### WHAT YOU NEED TO DO:
[1] According to the article, how long did the US-NATO war against Libya last?
[2] Reproduce the article word for word from "Among the most" to "administration and NATO.".

### GIVEN TEXT:

Professor Cole gloats over Gaddafi’s murder
Bill Van Auken
25 October 2011
The eight-month US-NATO war against Libya, culminating in the barbaric siege of the Mediterranean coastal city of Sirte and the hideous lynching of the country’s deposed ruler, Colonel Muammar Gaddafi, has been backed from its outset by a number of political parties around the world that call themselves “left” and an upper-middle-class socio-political milieu that forms their key constituency.
In the United States, this phenomenon is bound up with the support given by such parties and this milieu to the Democratic administration of President Barack Obama, even as it carries out military aggression around the world and embraces assassination as a principal policy tool.
Among the most prominent representatives of this trend is the University of Michigan professor of Middle Eastern history Juan Cole, who has postured as an expert on Libya while uncritically promoting the war propaganda of the Obama administration and NATO.

Annotated element entries:
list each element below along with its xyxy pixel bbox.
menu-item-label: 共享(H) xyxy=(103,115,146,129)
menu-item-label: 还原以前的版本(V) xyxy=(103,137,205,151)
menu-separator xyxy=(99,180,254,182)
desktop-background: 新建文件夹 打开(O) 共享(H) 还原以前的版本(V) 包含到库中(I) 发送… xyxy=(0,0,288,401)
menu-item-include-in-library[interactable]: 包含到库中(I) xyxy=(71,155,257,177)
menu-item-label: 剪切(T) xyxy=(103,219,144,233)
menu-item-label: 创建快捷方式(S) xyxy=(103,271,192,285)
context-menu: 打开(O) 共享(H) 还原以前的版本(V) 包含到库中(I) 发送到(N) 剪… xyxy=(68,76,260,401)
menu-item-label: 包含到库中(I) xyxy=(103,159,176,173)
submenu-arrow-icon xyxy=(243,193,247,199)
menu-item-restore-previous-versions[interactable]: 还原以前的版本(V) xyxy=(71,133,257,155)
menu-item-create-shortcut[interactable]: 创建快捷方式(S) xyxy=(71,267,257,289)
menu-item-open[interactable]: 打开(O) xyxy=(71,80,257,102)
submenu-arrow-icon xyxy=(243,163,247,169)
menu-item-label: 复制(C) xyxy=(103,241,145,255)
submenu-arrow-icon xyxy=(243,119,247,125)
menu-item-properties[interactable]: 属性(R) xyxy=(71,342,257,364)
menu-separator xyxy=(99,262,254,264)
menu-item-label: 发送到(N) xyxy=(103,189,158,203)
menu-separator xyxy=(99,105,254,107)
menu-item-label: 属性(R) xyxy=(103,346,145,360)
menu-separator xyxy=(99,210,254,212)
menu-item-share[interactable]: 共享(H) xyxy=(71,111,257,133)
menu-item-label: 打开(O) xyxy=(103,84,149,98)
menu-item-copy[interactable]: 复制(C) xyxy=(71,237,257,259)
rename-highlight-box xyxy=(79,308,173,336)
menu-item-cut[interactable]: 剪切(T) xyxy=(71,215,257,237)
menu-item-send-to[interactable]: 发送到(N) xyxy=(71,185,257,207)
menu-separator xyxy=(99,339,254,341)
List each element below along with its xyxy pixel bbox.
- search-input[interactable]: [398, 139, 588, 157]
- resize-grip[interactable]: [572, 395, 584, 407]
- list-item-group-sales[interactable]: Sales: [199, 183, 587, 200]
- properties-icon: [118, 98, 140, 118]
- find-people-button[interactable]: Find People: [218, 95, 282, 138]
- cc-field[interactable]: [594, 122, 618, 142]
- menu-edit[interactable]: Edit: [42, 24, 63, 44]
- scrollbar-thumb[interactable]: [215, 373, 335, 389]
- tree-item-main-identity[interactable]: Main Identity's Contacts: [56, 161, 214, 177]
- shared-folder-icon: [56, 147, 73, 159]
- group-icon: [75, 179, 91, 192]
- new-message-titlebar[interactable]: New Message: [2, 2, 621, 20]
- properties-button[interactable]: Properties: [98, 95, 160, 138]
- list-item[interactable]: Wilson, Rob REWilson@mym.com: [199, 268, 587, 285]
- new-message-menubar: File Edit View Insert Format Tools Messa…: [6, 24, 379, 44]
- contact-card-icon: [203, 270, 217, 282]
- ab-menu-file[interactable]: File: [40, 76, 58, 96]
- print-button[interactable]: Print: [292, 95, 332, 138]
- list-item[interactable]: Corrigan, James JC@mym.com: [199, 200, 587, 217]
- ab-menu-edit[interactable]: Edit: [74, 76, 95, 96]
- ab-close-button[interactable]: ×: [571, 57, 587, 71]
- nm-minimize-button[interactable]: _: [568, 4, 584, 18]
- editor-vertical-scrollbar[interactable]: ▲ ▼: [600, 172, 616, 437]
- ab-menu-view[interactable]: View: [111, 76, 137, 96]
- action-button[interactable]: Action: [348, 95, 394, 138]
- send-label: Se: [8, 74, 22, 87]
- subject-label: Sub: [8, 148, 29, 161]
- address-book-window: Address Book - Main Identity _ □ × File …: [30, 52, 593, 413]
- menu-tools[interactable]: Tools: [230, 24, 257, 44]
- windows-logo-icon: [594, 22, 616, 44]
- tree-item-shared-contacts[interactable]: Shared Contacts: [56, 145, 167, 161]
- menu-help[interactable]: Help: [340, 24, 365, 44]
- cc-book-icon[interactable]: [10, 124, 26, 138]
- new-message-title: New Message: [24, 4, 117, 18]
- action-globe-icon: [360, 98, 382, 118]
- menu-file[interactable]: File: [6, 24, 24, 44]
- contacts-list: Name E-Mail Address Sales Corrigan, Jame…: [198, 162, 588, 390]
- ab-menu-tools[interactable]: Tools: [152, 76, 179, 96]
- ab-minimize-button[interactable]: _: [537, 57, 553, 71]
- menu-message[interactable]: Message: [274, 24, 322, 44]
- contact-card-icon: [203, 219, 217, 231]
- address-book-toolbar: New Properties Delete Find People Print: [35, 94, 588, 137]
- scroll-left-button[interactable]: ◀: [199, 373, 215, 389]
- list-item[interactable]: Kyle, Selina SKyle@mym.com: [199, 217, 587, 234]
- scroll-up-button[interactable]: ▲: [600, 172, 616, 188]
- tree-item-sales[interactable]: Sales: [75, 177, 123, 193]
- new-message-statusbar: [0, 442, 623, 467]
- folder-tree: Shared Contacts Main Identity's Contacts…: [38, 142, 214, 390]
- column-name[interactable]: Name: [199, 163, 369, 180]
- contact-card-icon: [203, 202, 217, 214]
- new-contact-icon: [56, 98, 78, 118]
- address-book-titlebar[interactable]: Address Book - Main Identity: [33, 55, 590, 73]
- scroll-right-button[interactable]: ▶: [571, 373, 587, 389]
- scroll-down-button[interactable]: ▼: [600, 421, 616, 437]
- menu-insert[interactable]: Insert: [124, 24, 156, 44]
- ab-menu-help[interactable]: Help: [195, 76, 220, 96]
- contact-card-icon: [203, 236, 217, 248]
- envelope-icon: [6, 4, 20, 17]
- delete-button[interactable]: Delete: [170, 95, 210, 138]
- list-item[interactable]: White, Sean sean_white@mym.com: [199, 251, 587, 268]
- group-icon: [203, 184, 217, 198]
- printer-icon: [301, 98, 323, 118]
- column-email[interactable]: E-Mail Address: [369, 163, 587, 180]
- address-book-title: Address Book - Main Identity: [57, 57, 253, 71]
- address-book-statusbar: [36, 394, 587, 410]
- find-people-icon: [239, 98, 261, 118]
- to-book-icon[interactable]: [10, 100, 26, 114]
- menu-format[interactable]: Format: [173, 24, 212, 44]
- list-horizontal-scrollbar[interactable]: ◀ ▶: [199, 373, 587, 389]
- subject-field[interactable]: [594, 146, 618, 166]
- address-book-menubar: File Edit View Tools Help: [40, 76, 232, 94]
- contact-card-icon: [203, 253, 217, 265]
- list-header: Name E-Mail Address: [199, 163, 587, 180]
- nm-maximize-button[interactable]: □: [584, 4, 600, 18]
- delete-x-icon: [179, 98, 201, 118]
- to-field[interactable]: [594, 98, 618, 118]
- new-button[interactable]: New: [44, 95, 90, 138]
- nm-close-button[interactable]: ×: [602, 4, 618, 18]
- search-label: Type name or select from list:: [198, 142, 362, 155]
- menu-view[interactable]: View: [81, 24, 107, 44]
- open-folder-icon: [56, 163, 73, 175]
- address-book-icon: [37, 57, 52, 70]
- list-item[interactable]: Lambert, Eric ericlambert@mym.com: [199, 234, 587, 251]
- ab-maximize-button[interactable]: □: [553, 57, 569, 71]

### EXPECTED ANSWERS:
[1] Eight months.

[2]
Among the most prominent representatives of this trend is the University of Michigan professor of Middle Eastern history Juan Cole, who has postured as an expert on Libya while uncritically promoting the war propaganda of the Obama administration and NATO.